* START MATERIAL FOR THE TASK *
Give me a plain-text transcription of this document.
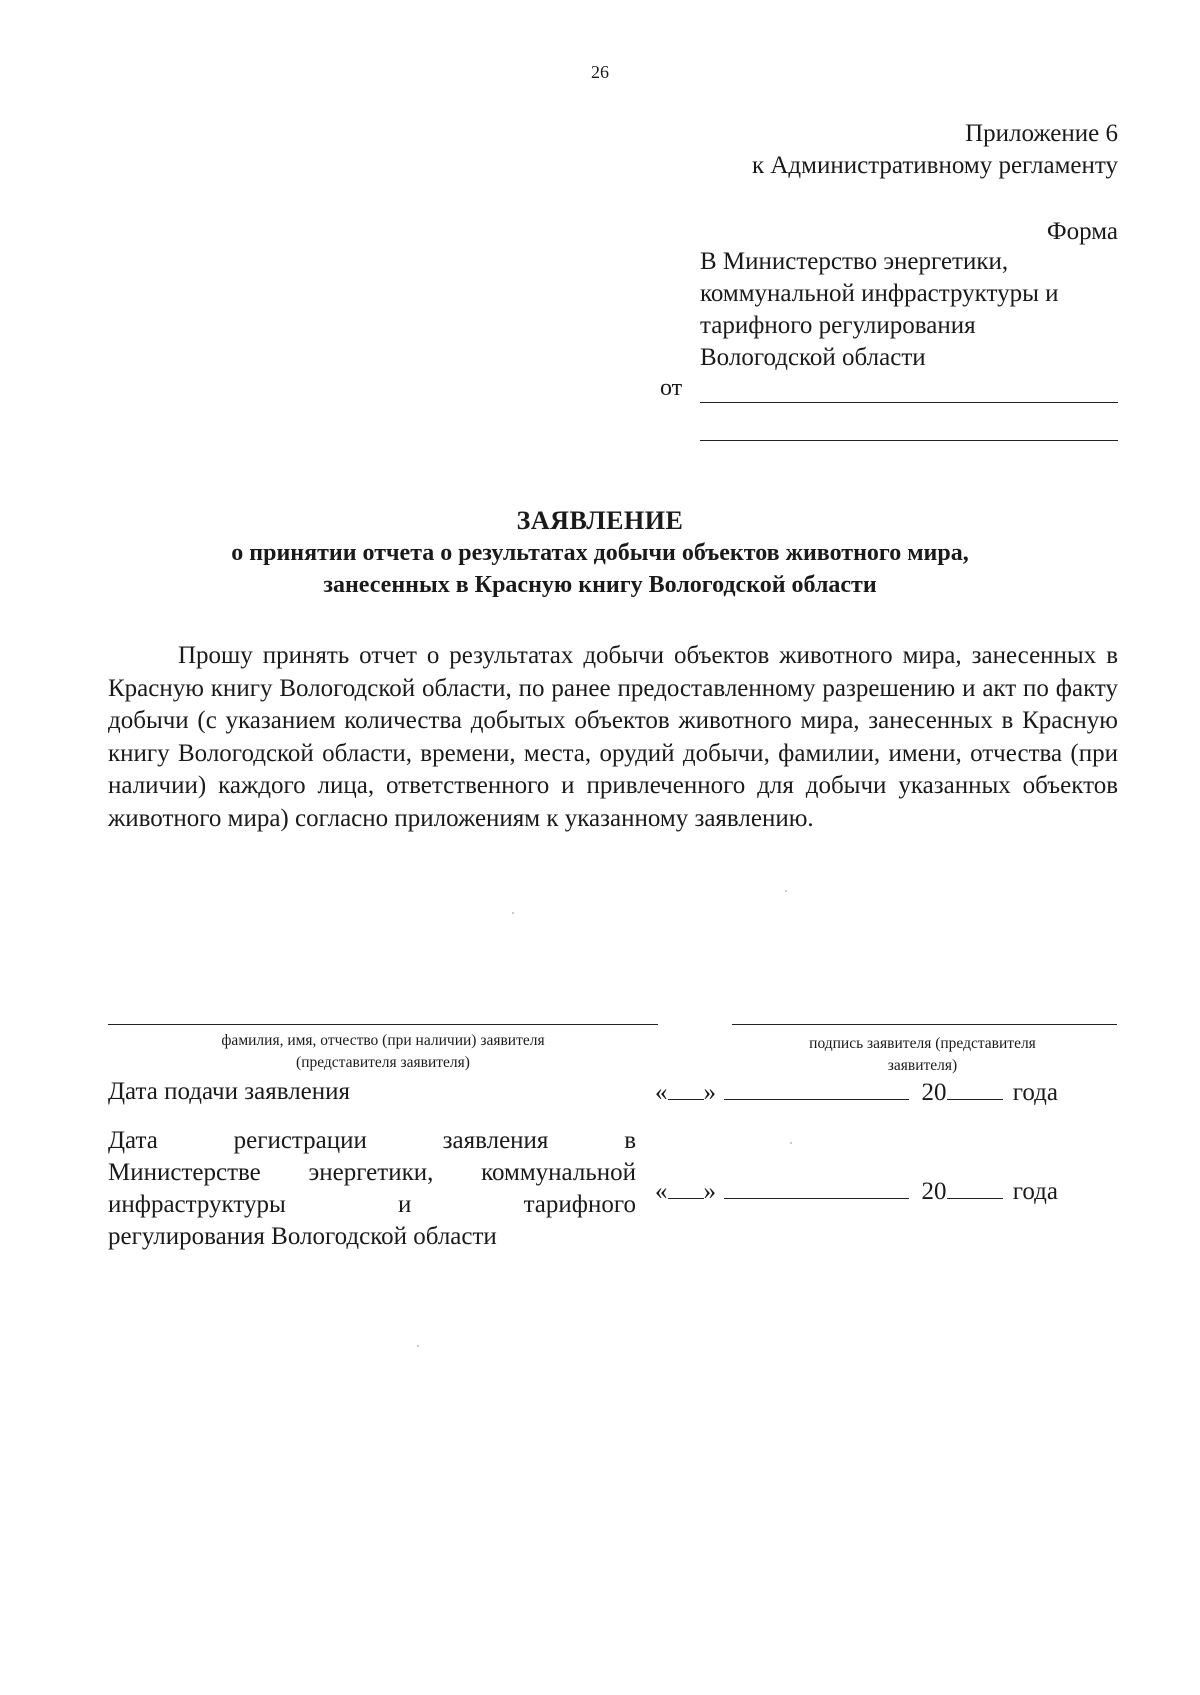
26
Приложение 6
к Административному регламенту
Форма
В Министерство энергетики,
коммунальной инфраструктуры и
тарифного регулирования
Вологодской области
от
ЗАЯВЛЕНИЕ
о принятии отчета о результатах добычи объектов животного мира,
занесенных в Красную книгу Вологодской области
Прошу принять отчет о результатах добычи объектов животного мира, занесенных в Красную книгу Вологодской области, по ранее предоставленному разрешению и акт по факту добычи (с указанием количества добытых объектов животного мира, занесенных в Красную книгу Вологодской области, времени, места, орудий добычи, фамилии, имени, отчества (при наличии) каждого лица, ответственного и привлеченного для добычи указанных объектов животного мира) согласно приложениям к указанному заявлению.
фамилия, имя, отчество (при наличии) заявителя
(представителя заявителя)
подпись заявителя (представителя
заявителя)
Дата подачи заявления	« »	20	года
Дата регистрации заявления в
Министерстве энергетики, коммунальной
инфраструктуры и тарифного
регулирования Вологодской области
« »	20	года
* END MATERIAL FOR THE TASK *
**AIM OF THE TASK**. Pick out lines containing the word "объектов", each one as written.

**THE RESPONSE**.
о принятии отчета о результатах добычи объектов животного мира,
Прошу принять отчет о результатах добычи объектов животного мира, занесенных в Красную книгу Вологодской области, по ранее предоставленному разрешению и акт по факту добычи (с указанием количества добытых объектов животного мира, занесенных в Красную книгу Вологодской области, времени, места, орудий добычи, фамилии, имени, отчества (при наличии) каждого лица, ответственного и привлеченного для добычи указанных объектов животного мира) согласно приложениям к указанному заявлению.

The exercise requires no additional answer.